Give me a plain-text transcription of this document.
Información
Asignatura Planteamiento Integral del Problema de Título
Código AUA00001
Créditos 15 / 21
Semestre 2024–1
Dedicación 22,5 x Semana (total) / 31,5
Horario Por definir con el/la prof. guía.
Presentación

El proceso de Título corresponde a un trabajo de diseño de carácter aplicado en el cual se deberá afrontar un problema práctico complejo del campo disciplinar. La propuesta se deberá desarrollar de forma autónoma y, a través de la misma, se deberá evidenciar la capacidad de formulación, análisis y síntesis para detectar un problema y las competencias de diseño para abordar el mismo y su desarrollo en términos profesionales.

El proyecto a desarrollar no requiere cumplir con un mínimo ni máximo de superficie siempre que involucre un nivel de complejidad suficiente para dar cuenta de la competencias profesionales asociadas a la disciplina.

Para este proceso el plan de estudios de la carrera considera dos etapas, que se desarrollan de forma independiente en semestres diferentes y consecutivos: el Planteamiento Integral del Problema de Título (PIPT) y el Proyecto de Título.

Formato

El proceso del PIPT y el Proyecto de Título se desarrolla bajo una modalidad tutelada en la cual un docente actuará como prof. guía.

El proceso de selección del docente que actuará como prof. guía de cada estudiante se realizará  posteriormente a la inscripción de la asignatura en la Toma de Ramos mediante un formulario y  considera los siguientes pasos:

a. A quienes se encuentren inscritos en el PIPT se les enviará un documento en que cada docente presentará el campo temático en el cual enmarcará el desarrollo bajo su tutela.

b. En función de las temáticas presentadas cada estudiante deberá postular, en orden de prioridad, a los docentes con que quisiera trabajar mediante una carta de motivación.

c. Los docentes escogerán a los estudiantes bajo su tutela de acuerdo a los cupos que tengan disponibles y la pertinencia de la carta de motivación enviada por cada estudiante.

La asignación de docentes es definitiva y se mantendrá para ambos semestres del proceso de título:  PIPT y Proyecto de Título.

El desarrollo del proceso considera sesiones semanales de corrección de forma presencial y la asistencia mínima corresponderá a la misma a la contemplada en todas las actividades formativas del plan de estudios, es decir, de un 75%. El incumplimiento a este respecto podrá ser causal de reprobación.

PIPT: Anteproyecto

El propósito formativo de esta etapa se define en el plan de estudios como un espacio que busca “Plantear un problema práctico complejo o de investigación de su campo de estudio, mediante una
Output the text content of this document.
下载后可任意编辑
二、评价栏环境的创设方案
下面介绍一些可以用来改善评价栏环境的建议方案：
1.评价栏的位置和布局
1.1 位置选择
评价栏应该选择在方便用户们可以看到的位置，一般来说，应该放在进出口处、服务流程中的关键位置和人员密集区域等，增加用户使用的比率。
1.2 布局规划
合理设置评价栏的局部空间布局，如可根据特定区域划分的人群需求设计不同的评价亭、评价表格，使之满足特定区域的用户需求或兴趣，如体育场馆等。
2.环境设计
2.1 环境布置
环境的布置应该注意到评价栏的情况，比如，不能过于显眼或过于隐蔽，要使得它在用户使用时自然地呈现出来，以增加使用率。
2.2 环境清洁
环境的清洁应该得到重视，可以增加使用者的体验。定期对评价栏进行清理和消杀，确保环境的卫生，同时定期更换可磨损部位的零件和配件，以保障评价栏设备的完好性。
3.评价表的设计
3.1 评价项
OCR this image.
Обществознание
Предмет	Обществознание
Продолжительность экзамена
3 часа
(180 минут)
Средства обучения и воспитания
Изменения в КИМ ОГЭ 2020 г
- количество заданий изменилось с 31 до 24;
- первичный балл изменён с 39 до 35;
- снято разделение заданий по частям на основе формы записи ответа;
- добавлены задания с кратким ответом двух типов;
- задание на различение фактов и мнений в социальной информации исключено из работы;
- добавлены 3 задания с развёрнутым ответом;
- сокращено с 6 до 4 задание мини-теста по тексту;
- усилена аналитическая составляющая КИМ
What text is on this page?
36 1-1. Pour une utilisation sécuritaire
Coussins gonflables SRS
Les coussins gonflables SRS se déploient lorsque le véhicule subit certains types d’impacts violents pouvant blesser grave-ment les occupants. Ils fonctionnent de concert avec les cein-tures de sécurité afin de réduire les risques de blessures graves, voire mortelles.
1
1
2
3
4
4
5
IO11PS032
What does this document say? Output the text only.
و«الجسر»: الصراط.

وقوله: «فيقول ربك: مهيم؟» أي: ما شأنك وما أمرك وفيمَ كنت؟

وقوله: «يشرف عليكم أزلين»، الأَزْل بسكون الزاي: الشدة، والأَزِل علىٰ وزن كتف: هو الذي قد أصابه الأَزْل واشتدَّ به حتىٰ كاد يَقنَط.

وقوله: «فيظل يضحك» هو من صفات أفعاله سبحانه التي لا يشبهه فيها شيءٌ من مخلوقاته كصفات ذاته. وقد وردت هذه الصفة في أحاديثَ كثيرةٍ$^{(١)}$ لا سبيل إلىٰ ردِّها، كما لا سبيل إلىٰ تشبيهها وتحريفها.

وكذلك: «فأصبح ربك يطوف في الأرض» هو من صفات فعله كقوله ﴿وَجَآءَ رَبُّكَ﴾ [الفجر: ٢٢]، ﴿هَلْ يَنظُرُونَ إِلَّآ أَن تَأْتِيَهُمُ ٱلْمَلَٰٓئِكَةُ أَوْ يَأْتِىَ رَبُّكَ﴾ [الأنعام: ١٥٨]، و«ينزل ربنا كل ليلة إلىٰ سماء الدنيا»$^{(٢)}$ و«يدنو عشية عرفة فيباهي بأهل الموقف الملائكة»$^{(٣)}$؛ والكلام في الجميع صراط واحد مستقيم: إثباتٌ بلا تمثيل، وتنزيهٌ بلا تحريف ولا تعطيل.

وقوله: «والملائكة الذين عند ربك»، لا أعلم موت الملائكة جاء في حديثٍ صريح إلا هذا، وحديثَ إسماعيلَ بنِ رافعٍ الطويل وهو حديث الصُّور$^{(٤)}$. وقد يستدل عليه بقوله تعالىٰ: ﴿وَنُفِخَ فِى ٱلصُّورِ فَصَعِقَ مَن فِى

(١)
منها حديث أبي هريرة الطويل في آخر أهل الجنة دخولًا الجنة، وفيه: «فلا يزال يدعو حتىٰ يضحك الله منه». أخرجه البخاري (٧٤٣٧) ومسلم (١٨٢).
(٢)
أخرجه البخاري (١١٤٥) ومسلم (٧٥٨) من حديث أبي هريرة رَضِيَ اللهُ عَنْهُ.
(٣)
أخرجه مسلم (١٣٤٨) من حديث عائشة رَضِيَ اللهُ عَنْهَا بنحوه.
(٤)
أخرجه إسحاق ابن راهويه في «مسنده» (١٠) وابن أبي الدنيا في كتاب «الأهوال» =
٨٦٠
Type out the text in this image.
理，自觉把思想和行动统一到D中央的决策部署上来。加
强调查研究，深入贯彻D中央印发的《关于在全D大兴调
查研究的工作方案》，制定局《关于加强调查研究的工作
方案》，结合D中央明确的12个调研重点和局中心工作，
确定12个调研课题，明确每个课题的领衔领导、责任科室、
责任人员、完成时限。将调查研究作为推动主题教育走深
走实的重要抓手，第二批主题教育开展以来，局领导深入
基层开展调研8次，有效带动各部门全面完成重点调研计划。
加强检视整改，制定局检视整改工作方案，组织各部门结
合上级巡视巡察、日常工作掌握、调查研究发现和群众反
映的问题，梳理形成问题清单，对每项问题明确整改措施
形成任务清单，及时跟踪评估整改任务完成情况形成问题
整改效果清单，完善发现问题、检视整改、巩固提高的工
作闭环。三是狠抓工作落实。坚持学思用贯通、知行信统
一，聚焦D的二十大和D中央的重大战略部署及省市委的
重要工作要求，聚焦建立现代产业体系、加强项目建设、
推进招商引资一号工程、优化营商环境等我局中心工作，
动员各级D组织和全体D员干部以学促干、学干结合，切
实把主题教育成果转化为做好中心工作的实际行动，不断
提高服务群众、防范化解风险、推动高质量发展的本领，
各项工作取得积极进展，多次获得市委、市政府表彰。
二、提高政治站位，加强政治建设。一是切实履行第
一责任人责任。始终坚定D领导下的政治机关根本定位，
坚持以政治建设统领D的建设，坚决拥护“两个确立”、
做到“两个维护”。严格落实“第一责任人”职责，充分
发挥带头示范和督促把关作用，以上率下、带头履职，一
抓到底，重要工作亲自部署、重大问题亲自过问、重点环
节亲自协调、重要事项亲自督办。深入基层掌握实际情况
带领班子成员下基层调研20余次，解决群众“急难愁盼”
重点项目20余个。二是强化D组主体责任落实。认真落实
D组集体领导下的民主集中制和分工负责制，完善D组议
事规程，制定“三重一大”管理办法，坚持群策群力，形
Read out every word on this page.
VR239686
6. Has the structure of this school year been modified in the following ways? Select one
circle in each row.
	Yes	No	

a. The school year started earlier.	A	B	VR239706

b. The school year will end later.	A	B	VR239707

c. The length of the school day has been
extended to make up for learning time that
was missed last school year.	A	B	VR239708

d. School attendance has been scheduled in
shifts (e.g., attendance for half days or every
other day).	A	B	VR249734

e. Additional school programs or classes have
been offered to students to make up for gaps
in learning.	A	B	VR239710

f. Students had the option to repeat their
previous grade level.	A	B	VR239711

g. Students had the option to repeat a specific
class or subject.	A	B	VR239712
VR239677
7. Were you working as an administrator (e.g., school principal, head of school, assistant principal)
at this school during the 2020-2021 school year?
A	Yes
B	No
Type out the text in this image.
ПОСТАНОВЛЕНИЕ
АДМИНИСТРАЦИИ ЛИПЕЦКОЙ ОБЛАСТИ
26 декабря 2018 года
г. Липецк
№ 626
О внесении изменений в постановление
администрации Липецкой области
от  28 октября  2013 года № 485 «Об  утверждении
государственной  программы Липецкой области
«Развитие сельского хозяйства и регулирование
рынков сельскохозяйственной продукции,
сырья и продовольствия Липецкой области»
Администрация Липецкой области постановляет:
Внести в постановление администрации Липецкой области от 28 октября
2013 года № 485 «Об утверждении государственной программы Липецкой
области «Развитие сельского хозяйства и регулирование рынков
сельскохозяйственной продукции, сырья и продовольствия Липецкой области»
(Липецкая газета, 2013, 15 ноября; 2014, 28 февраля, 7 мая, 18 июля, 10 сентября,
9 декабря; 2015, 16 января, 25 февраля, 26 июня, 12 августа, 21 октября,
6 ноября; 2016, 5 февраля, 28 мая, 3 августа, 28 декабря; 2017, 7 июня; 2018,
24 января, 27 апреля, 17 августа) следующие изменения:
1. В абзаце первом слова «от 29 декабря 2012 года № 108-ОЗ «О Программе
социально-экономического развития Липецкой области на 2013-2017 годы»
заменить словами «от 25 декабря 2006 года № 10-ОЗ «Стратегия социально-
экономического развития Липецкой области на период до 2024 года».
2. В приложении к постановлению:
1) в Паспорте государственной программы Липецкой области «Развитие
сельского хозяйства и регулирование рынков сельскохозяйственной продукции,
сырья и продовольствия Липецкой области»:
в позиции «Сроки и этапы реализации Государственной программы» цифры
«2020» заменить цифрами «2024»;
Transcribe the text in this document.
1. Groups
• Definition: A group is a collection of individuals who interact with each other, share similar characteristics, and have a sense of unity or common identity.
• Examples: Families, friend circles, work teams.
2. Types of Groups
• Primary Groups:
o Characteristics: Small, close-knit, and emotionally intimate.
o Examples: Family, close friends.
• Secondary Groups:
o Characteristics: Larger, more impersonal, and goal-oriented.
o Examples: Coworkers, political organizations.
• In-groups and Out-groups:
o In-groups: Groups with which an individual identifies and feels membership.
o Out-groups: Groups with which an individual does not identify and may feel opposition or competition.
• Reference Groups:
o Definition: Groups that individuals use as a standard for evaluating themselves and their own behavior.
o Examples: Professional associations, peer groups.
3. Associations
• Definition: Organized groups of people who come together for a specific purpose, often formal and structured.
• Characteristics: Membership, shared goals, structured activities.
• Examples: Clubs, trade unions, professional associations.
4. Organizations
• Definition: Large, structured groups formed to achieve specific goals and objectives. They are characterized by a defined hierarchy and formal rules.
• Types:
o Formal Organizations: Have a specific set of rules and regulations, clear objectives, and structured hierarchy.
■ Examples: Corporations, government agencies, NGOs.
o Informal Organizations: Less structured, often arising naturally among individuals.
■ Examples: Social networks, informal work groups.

------------------------------------------------------------------------

Scan the material above. Copy each line that holds the word "صفات".

* _EXERCISE RESPONSE_:
وقوله: «فيظل يضحك» هو من صفات أفعاله سبحانه التي لا يشبهه فيها شيءٌ من مخلوقاته كصفات ذاته. وقد وردت هذه الصفة في أحاديثَ كثيرةٍ$^{(١)}$ لا سبيل إلىٰ ردِّها، كما لا سبيل إلىٰ تشبيهها وتحريفها.
وكذلك: «فأصبح ربك يطوف في الأرض» هو من صفات فعله كقوله ﴿وَجَآءَ رَبُّكَ﴾ [الفجر: ٢٢]، ﴿هَلْ يَنظُرُونَ إِلَّآ أَن تَأْتِيَهُمُ ٱلْمَلَٰٓئِكَةُ أَوْ يَأْتِىَ رَبُّكَ﴾ [الأنعام: ١٥٨]، و«ينزل ربنا كل ليلة إلىٰ سماء الدنيا»$^{(٢)}$ و«يدنو عشية عرفة فيباهي بأهل الموقف الملائكة»$^{(٣)}$؛ والكلام في الجميع صراط واحد مستقيم: إثباتٌ بلا تمثيل، وتنزيهٌ بلا تحريف ولا تعطيل.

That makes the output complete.